Data excerpts:
_ _ _ _ _ _ _
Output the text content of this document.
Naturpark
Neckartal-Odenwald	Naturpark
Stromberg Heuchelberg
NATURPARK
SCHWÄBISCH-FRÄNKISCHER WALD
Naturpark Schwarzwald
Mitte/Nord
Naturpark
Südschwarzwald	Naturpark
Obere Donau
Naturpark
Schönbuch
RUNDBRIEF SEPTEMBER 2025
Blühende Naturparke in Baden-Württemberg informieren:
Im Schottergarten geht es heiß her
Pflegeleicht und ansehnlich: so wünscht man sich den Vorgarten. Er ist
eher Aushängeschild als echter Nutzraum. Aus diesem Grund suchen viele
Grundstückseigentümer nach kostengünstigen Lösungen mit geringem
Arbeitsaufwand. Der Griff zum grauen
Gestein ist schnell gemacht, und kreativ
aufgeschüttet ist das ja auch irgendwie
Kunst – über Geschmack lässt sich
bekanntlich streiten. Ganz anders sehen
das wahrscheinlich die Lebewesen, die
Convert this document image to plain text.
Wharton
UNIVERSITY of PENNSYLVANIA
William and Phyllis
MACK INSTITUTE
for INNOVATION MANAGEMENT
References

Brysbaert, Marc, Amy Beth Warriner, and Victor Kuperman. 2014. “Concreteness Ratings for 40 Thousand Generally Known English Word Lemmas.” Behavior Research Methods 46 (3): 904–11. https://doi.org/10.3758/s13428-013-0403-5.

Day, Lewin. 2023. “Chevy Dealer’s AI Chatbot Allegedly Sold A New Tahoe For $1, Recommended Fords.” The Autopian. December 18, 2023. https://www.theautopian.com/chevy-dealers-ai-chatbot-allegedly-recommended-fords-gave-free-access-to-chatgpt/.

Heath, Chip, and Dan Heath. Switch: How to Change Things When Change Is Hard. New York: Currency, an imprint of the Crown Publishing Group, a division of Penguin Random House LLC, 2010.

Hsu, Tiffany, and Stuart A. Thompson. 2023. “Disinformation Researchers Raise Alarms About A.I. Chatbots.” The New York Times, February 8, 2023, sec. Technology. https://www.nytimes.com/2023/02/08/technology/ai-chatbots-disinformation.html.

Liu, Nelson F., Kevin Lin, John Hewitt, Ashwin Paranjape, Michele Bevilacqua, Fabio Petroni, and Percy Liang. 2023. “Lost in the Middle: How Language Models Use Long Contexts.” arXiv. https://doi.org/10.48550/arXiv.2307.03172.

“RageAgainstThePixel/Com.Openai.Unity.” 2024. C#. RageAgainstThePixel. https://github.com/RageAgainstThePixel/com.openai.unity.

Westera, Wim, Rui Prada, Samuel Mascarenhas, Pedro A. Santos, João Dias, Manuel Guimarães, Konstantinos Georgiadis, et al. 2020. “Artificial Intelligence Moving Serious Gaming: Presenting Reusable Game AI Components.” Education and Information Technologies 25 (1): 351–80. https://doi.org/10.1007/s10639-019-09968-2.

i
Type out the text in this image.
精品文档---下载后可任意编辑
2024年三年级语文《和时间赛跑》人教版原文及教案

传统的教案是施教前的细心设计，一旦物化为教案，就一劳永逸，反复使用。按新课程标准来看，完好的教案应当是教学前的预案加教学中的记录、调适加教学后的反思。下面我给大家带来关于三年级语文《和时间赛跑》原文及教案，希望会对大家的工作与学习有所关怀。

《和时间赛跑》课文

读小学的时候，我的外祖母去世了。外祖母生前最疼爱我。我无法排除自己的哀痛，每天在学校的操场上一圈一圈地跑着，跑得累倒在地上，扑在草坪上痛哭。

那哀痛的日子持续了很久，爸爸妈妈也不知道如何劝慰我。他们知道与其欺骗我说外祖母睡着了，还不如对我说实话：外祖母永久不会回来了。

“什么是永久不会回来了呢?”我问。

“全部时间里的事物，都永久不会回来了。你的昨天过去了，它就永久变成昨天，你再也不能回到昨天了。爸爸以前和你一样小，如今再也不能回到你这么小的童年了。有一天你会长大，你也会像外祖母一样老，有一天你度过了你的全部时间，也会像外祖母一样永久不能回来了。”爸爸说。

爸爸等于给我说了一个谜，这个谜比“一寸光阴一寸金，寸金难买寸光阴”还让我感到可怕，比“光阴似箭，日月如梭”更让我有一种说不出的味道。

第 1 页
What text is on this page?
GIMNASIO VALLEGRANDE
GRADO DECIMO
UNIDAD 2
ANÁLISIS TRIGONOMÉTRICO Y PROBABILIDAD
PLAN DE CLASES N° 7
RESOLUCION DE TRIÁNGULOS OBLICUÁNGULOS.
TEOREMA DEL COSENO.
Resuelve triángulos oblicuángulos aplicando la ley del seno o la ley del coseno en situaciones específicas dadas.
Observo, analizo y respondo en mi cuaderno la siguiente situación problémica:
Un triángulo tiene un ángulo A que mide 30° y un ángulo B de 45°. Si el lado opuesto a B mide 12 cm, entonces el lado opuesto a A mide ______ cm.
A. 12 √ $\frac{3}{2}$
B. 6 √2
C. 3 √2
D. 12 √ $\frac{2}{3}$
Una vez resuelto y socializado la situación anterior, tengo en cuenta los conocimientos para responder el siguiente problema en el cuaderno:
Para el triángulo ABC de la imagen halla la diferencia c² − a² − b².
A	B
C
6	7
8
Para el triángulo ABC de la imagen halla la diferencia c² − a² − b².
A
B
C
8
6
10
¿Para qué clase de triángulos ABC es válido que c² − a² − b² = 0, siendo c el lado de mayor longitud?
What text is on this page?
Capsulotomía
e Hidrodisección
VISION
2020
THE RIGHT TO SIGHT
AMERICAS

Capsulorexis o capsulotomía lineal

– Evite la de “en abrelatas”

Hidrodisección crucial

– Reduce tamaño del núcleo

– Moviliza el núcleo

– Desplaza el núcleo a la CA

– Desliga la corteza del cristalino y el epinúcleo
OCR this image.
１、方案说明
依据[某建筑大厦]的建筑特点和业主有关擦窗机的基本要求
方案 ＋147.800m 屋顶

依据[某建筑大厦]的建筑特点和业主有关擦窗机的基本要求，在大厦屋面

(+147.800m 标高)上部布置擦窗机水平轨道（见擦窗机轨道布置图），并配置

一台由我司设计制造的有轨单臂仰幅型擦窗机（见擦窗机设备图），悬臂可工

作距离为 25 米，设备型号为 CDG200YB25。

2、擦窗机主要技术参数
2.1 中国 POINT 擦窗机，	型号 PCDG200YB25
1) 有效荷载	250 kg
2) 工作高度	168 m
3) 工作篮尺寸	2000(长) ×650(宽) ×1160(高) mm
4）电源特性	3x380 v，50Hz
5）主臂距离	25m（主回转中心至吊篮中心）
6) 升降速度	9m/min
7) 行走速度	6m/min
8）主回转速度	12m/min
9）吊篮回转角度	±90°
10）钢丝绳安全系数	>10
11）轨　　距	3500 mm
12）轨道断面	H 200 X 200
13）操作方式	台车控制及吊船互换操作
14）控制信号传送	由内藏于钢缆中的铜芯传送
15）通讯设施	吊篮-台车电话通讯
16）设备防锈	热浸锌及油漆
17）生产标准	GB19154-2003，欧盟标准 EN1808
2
_ _ _ _ _ _ _
■ Written request
Each line with the string "cuaderno" in it needs to be found and copied.

■ Exercise solution
Observo, analizo y respondo en mi cuaderno la siguiente situación problémica:
Una vez resuelto y socializado la situación anterior, tengo en cuenta los conocimientos para responder el siguiente problema en el cuaderno:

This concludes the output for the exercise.